(Dataset rows about figures)
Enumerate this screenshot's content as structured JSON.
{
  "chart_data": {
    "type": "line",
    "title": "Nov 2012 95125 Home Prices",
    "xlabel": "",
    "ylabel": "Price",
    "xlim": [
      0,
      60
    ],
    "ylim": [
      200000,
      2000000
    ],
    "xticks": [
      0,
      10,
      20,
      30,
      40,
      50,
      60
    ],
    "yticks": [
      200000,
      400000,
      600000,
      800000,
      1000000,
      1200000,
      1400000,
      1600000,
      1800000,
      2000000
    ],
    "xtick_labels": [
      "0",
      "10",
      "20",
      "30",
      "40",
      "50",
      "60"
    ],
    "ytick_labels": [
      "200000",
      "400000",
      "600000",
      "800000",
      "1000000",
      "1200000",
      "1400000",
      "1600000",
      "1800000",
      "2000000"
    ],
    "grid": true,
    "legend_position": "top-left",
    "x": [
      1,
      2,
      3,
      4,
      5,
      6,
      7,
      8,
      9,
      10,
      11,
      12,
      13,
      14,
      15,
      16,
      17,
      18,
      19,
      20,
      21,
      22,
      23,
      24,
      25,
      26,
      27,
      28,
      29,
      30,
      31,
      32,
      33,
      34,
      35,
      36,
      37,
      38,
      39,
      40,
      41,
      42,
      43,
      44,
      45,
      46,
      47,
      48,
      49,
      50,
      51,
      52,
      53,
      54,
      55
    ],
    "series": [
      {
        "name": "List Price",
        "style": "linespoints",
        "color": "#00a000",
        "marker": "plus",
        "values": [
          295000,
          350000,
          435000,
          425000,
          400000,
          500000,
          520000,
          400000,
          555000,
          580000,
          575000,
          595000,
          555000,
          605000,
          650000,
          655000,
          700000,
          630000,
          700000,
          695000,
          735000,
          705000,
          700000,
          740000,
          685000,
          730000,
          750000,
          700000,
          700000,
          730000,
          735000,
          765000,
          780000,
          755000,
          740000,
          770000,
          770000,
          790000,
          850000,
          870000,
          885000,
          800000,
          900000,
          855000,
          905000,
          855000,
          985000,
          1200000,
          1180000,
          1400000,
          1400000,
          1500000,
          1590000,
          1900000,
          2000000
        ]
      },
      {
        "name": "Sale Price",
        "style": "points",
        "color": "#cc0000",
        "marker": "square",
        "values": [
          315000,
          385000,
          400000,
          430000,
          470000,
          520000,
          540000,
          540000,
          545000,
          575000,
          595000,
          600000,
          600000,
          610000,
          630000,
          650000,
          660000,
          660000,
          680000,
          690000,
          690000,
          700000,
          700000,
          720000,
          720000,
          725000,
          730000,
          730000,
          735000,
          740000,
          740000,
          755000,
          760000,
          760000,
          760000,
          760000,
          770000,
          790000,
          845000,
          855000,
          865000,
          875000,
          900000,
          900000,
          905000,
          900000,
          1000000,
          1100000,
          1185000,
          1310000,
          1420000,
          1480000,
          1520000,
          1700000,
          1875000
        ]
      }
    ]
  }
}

#### [What is expected]
Your task is to extract all of the records exactly.

#### [Worked answer]
Enumerate this screenshot's content as structured JSON.
{
  "chart_data": {
    "type": "line",
    "title": "Nov 2012 95125 Home Prices",
    "xlabel": "",
    "ylabel": "Price",
    "xlim": [
      0,
      60
    ],
    "ylim": [
      200000,
      2000000
    ],
    "xticks": [
      0,
      10,
      20,
      30,
      40,
      50,
      60
    ],
    "yticks": [
      200000,
      400000,
      600000,
      800000,
      1000000,
      1200000,
      1400000,
      1600000,
      1800000,
      2000000
    ],
    "xtick_labels": [
      "0",
      "10",
      "20",
      "30",
      "40",
      "50",
      "60"
    ],
    "ytick_labels": [
      "200000",
      "400000",
      "600000",
      "800000",
      "1000000",
      "1200000",
      "1400000",
      "1600000",
      "1800000",
      "2000000"
    ],
    "grid": true,
    "legend_position": "top-left",
    "x": [
      1,
      2,
      3,
      4,
      5,
      6,
      7,
      8,
      9,
      10,
      11,
      12,
      13,
      14,
      15,
      16,
      17,
      18,
      19,
      20,
      21,
      22,
      23,
      24,
      25,
      26,
      27,
      28,
      29,
      30,
      31,
      32,
      33,
      34,
      35,
      36,
      37,
      38,
      39,
      40,
      41,
      42,
      43,
      44,
      45,
      46,
      47,
      48,
      49,
      50,
      51,
      52,
      53,
      54,
      55
    ],
    "series": [
      {
        "name": "List Price",
        "style": "linespoints",
        "color": "#00a000",
        "marker": "plus",
        "values": [
          295000,
          350000,
          435000,
          425000,
          400000,
          500000,
          520000,
          400000,
          555000,
          580000,
          575000,
          595000,
          555000,
          605000,
          650000,
          655000,
          700000,
          630000,
          700000,
          695000,
          735000,
          705000,
          700000,
          740000,
          685000,
          730000,
          750000,
          700000,
          700000,
          730000,
          735000,
          765000,
          780000,
          755000,
          740000,
          770000,
          770000,
          790000,
          850000,
          870000,
          885000,
          800000,
          900000,
          855000,
          905000,
          855000,
          985000,
          1200000,
          1180000,
          1400000,
          1400000,
          1500000,
          1590000,
          1900000,
          2000000
        ]
      },
      {
        "name": "Sale Price",
        "style": "points",
        "color": "#cc0000",
        "marker": "square",
        "values": [
          315000,
          385000,
          400000,
          430000,
          470000,
          520000,
          540000,
          540000,
          545000,
          575000,
          595000,
          600000,
          600000,
          610000,
          630000,
          650000,
          660000,
          660000,
          680000,
          690000,
          690000,
          700000,
          700000,
          720000,
          720000,
          725000,
          730000,
          730000,
          735000,
          740000,
          740000,
          755000,
          760000,
          760000,
          760000,
          760000,
          770000,
          790000,
          845000,
          855000,
          865000,
          875000,
          900000,
          900000,
          905000,
          900000,
          1000000,
          1100000,
          1185000,
          1310000,
          1420000,
          1480000,
          1520000,
          1700000,
          1875000
        ]
      }
    ]
  }
}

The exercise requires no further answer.